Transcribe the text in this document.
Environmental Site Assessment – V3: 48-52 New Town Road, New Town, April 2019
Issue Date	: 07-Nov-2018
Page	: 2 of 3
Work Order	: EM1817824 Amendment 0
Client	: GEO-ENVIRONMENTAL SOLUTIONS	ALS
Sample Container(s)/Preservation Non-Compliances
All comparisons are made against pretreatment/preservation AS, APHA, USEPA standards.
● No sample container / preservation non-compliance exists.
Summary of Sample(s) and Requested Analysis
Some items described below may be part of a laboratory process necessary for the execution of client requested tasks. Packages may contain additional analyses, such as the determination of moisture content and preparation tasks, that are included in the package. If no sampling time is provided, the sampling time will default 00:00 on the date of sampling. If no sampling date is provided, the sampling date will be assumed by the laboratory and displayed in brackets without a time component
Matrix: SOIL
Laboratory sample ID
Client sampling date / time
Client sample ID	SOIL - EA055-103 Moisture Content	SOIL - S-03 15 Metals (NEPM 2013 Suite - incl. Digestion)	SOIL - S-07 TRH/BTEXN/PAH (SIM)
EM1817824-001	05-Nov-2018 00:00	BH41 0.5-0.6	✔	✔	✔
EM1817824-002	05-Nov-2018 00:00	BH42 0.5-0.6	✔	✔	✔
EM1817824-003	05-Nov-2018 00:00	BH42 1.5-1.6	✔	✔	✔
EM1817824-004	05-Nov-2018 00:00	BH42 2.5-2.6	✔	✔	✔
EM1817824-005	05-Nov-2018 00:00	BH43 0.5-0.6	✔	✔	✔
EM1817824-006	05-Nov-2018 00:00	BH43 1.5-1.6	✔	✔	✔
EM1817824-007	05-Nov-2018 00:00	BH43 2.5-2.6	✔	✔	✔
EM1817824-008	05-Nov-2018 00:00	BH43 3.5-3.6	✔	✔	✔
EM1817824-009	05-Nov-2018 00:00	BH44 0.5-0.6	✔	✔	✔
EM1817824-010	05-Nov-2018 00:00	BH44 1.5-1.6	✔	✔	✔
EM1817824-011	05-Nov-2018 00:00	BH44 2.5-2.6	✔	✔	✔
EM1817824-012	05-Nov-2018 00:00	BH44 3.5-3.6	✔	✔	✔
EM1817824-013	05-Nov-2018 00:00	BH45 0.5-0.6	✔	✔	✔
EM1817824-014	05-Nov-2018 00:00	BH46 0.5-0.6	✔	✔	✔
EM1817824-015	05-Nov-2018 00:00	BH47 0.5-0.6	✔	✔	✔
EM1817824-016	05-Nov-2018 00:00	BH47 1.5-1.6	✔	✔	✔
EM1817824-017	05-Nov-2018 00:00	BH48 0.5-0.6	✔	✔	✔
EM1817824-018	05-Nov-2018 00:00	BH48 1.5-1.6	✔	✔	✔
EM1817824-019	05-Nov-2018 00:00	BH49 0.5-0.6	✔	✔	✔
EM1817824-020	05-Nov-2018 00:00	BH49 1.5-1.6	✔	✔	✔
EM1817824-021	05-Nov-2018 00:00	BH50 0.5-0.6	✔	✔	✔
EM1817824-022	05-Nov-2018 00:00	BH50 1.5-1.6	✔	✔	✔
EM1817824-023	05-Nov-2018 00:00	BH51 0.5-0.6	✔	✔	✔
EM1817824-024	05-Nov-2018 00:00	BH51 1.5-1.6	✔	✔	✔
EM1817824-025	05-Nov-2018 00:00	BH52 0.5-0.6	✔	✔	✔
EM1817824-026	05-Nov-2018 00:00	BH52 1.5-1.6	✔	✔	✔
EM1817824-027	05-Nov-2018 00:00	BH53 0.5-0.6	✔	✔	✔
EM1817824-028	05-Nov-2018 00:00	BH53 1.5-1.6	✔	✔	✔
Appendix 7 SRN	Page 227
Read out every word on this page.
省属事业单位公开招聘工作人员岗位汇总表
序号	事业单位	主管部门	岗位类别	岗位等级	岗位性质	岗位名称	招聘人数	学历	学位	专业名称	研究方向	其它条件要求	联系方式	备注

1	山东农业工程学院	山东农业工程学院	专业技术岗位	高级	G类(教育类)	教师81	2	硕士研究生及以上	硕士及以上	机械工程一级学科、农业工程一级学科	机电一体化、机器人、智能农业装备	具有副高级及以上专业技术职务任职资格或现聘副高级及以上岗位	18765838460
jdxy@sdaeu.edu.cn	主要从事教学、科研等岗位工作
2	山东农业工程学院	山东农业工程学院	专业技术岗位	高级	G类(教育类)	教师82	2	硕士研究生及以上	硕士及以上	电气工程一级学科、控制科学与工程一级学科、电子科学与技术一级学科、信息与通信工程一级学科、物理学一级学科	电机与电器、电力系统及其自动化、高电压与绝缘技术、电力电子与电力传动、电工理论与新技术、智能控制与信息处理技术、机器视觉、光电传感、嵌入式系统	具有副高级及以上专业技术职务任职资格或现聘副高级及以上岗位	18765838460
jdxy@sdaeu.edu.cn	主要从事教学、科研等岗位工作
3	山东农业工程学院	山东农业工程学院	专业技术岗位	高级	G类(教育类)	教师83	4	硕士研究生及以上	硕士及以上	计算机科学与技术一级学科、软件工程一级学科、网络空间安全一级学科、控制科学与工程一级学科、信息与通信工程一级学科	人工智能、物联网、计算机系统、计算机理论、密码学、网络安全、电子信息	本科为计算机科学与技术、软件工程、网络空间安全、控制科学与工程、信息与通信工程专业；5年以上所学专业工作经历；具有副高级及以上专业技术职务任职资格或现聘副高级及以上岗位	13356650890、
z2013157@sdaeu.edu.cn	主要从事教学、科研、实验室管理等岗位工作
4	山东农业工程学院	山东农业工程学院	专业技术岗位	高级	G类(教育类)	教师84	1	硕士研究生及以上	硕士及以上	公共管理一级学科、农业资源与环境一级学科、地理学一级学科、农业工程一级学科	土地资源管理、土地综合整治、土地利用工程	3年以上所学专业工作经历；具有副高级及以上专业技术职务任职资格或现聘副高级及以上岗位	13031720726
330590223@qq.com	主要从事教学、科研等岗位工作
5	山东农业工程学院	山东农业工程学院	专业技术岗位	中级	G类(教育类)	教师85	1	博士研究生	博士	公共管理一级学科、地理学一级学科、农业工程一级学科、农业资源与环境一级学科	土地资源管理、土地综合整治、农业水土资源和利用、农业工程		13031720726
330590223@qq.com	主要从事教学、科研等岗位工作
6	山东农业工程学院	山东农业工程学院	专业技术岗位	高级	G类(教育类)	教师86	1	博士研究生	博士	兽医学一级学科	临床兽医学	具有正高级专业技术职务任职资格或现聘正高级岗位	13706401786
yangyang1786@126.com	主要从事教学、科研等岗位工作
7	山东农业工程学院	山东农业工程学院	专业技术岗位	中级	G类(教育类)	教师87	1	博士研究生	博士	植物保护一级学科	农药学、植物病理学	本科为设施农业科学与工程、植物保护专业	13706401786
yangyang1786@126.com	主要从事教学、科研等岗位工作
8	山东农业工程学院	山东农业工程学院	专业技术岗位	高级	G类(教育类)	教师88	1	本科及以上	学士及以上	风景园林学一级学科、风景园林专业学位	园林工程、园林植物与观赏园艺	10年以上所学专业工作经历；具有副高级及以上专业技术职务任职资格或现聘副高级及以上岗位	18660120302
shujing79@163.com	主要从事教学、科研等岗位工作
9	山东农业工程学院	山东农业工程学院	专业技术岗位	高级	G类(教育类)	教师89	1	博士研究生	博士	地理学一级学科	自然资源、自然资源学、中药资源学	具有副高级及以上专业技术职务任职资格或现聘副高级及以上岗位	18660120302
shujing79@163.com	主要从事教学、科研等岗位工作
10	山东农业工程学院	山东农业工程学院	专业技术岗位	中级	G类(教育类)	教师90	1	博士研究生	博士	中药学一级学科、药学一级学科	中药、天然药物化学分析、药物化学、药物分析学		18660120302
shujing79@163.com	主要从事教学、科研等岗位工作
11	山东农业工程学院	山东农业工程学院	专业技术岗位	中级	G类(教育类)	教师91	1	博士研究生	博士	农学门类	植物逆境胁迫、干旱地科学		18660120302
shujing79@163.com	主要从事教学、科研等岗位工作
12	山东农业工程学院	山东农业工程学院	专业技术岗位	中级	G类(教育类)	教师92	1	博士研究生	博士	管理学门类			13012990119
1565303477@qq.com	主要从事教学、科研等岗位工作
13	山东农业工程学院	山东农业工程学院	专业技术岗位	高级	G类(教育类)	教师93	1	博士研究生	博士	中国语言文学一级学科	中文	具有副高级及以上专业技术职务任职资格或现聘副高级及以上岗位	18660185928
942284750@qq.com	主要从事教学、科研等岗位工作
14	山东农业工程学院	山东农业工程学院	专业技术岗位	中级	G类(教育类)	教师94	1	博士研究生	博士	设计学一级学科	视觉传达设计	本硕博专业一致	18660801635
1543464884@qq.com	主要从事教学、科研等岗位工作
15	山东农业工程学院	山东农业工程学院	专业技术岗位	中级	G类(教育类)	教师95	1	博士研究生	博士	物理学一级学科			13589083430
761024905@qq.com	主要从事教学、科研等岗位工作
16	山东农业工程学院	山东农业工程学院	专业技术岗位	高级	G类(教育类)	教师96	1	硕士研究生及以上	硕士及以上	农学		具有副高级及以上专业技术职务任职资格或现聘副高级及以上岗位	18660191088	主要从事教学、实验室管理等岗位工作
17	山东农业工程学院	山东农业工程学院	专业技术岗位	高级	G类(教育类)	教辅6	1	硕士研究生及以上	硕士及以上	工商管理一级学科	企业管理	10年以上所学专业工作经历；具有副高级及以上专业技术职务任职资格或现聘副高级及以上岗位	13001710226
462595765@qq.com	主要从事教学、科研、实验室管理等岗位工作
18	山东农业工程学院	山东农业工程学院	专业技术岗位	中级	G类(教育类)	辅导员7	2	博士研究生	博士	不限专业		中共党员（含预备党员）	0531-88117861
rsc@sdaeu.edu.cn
####################
### Problem statement
Pull out each line holding the string "地理学一级学科".

### Final answer
4	山东农业工程学院	山东农业工程学院	专业技术岗位	高级	G类(教育类)	教师84	1	硕士研究生及以上	硕士及以上	公共管理一级学科、农业资源与环境一级学科、地理学一级学科、农业工程一级学科	土地资源管理、土地综合整治、土地利用工程	3年以上所学专业工作经历；具有副高级及以上专业技术职务任职资格或现聘副高级及以上岗位	13031720726
5	山东农业工程学院	山东农业工程学院	专业技术岗位	中级	G类(教育类)	教师85	1	博士研究生	博士	公共管理一级学科、地理学一级学科、农业工程一级学科、农业资源与环境一级学科	土地资源管理、土地综合整治、农业水土资源和利用、农业工程		13031720726
9	山东农业工程学院	山东农业工程学院	专业技术岗位	高级	G类(教育类)	教师89	1	博士研究生	博士	地理学一级学科	自然资源、自然资源学、中药资源学	具有副高级及以上专业技术职务任职资格或现聘副高级及以上岗位	18660120302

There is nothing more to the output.